▶
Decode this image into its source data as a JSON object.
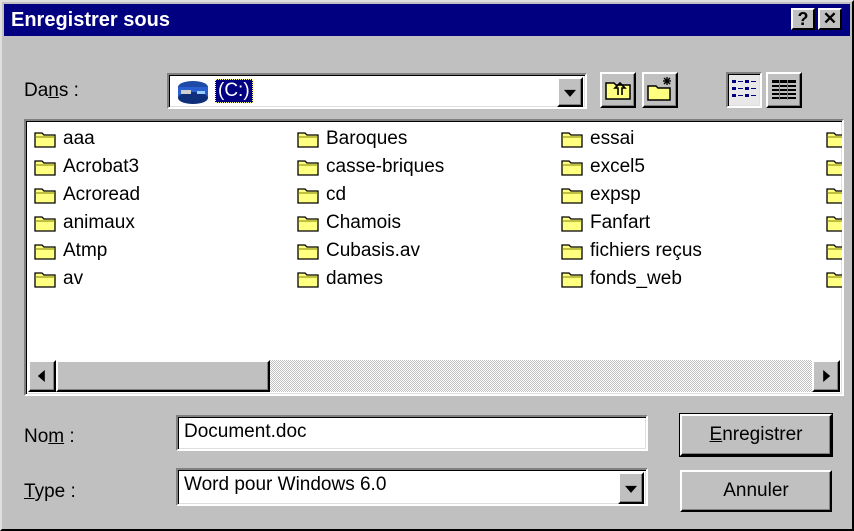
{
  "window": {
    "title": "Enregistrer sous",
    "help_glyph": "?",
    "close_glyph": "✕"
  },
  "location": {
    "label_pre": "Da",
    "label_accel": "n",
    "label_post": "s :",
    "drive": "(C:)"
  },
  "files": {
    "columns": [
      [
        "aaa",
        "Acrobat3",
        "Acroread",
        "animaux",
        "Atmp",
        "av"
      ],
      [
        "Baroques",
        "casse-briques",
        "cd",
        "Chamois",
        "Cubasis.av",
        "dames"
      ],
      [
        "essai",
        "excel5",
        "expsp",
        "Fanfart",
        "fichiers reçus",
        "fonds_web"
      ]
    ]
  },
  "filename": {
    "label_pre": "No",
    "label_accel": "m",
    "label_post": " :",
    "value": "Document.doc"
  },
  "filetype": {
    "label_accel": "T",
    "label_post": "ype :",
    "value": "Word pour Windows 6.0"
  },
  "buttons": {
    "save_accel": "E",
    "save_rest": "nregistrer",
    "cancel": "Annuler"
  },
  "colors": {
    "titlebar": "#000080",
    "face": "#c0c0c0",
    "folder": "#ffff80"
  },
  "icons": {
    "drive": "hard-drive-icon",
    "up": "up-one-level-icon",
    "new_folder": "new-folder-icon",
    "list_view": "list-view-icon",
    "details_view": "details-view-icon",
    "folder": "folder-icon"
  }
}
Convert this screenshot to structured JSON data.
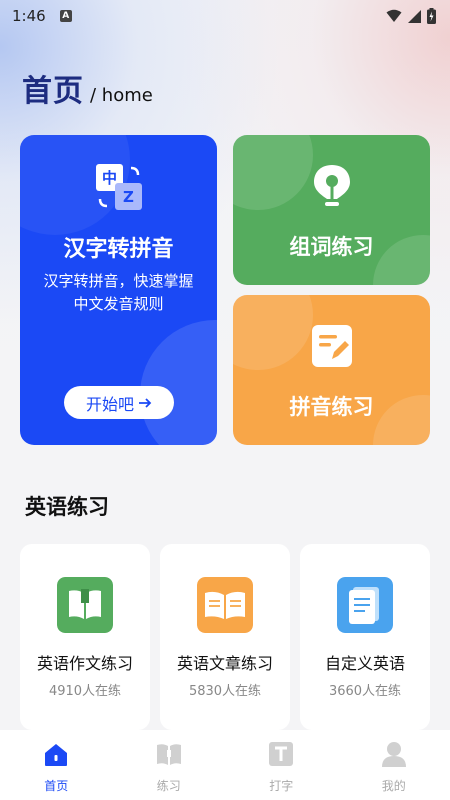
{
  "status_bar": {
    "time": "1:46",
    "notification_badge": "A"
  },
  "header": {
    "title": "首页",
    "subtitle": "/ home"
  },
  "colors": {
    "primary_blue": "#1b49f5",
    "green": "#55ac5e",
    "orange": "#f8a648",
    "title_navy": "#1d2c80"
  },
  "features": {
    "hanzi": {
      "title": "汉字转拼音",
      "description": "汉字转拼音，快速掌握中文发音规则",
      "button_label": "开始吧",
      "icon": "translate-icon"
    },
    "word_building": {
      "title": "组词练习",
      "icon": "pen-nib-icon"
    },
    "pinyin": {
      "title": "拼音练习",
      "icon": "edit-note-icon"
    }
  },
  "english_section": {
    "title": "英语练习",
    "items": [
      {
        "title": "英语作文练习",
        "count": "4910人在练",
        "icon": "book-icon",
        "color": "#55ac5e"
      },
      {
        "title": "英语文章练习",
        "count": "5830人在练",
        "icon": "open-book-icon",
        "color": "#f8a648"
      },
      {
        "title": "自定义英语",
        "count": "3660人在练",
        "icon": "notebook-icon",
        "color": "#4aa3ee"
      }
    ]
  },
  "bottom_nav": {
    "items": [
      {
        "label": "首页",
        "icon": "home-icon",
        "active": true
      },
      {
        "label": "练习",
        "icon": "practice-book-icon",
        "active": false
      },
      {
        "label": "打字",
        "icon": "typing-icon",
        "active": false
      },
      {
        "label": "我的",
        "icon": "profile-icon",
        "active": false
      }
    ]
  }
}
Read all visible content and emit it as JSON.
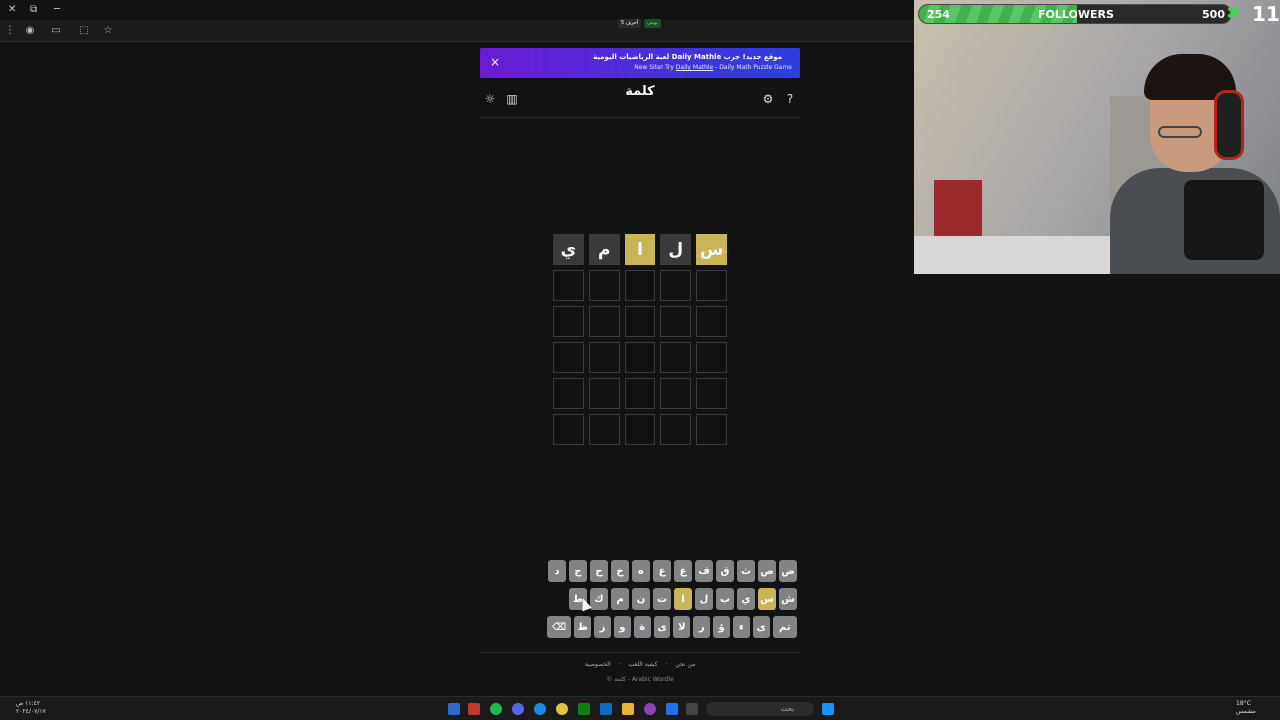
◀
### EXERCISE DIRECTIONS
Gather each line in the data that holds the string "value".

### EXERCISE RESULT
    "value": "Document.doc"
    "value": "Word pour Windows 6.0"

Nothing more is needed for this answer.